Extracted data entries
☆ ☆ ☆ ☆ ☆

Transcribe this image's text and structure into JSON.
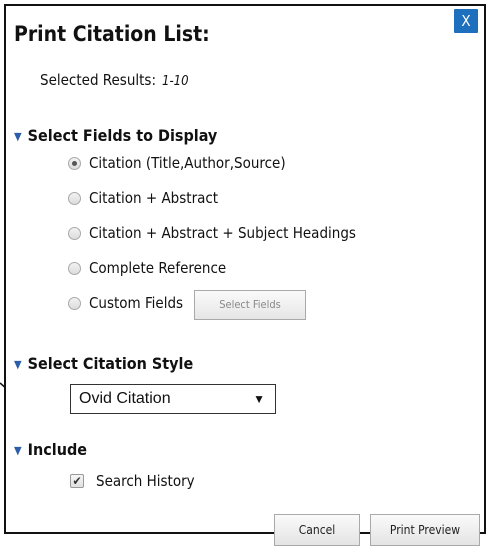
{
  "dialog": {
    "title": "Print Citation List:",
    "close_label": "X"
  },
  "selected_results": {
    "label": "Selected Results:",
    "value": "1-10"
  },
  "fields_section": {
    "heading": "Select Fields to Display",
    "options": [
      {
        "label": "Citation (Title,Author,Source)",
        "selected": true
      },
      {
        "label": "Citation + Abstract",
        "selected": false
      },
      {
        "label": "Citation + Abstract + Subject Headings",
        "selected": false
      },
      {
        "label": "Complete Reference",
        "selected": false
      },
      {
        "label": "Custom Fields",
        "selected": false
      }
    ],
    "select_fields_button": "Select Fields"
  },
  "style_section": {
    "heading": "Select Citation Style",
    "selected_style": "Ovid Citation"
  },
  "include_section": {
    "heading": "Include",
    "search_history_label": "Search History",
    "search_history_checked": true
  },
  "footer": {
    "cancel_label": "Cancel",
    "preview_label": "Print Preview"
  },
  "colors": {
    "close_bg": "#1f6fbf",
    "section_triangle": "#2a5ea8"
  }
}
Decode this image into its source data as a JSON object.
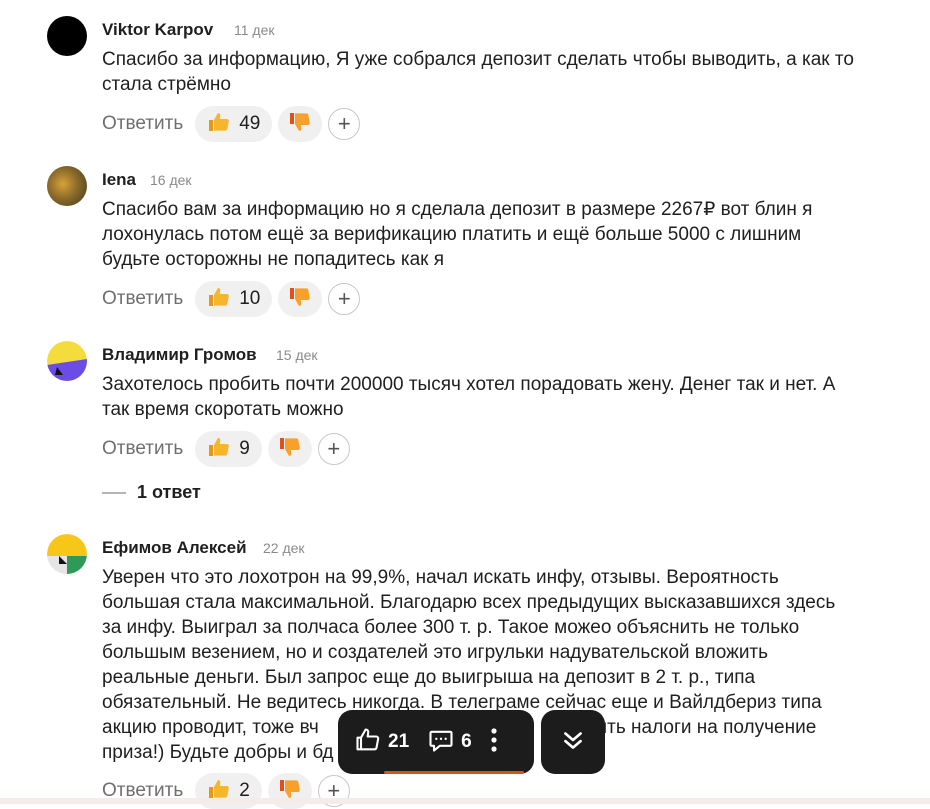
{
  "comments": [
    {
      "author": "Viktor Karpov",
      "date": "11 дек",
      "text_lines": [
        "Спасибо за информацию, Я уже собрался депозит сделать чтобы выводить, а как то",
        "стала стрёмно"
      ],
      "reply_label": "Ответить",
      "likes": "49"
    },
    {
      "author": "Iena",
      "date": "16 дек",
      "text_lines": [
        "Спасибо вам за информацию но я сделала депозит в размере 2267₽ вот блин я",
        "лохонулась потом ещё за верификацию платить и ещё больше 5000 с лишним",
        "будьте осторожны не попадитесь как я"
      ],
      "reply_label": "Ответить",
      "likes": "10"
    },
    {
      "author": "Владимир Громов",
      "date": "15 дек",
      "text_lines": [
        "Захотелось пробить почти 200000 тысяч хотел порадовать жену. Денег так и нет. А",
        "так время скоротать можно"
      ],
      "reply_label": "Ответить",
      "likes": "9",
      "answers_label": "1 ответ"
    },
    {
      "author": "Ефимов Алексей",
      "date": "22 дек",
      "text_lines": [
        "Уверен что это лохотрон на 99,9%, начал искать инфу, отзывы. Вероятность",
        "большая стала максимальной. Благодарю всех предыдущих высказавшихся здесь",
        "за инфу. Выиграл за полчаса более 300 т. р. Такое можео объяснить не только",
        "большым везением, но и создателей это игрульки надувательской вложить",
        "реальные деньги. Был запрос еще до выигрыша на депозит в 2 т. р., типа",
        "обязательный. Не ведитесь никогда. В телеграме сейчас еще и Вайлдбериз типа",
        "акцию проводит, тоже вч                                           оплатить налоги на получение",
        "приза!) Будьте добры и бд"
      ],
      "reply_label": "Ответить",
      "likes": "2"
    }
  ],
  "bottom_bar": {
    "likes": "21",
    "comments": "6"
  },
  "colors": {
    "accent_underline": "#d4541e",
    "bar_bg": "#1c1c1c"
  },
  "icons": [
    "thumbs-up-icon",
    "thumbs-down-icon",
    "plus-icon",
    "like-outline-icon",
    "comment-icon",
    "more-vertical-icon",
    "double-chevron-down-icon"
  ]
}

☆ ☆ ☆ ☆ ☆

| PROBLEM TO WORK ON |
Look through the data and show every line containing "депозит".

| SOLUTION |
        "Спасибо за информацию, Я уже собрался депозит сделать чтобы выводить, а как то",
        "Спасибо вам за информацию но я сделала депозит в размере 2267₽ вот блин я",
        "реальные деньги. Был запрос еще до выигрыша на депозит в 2 т. р., типа",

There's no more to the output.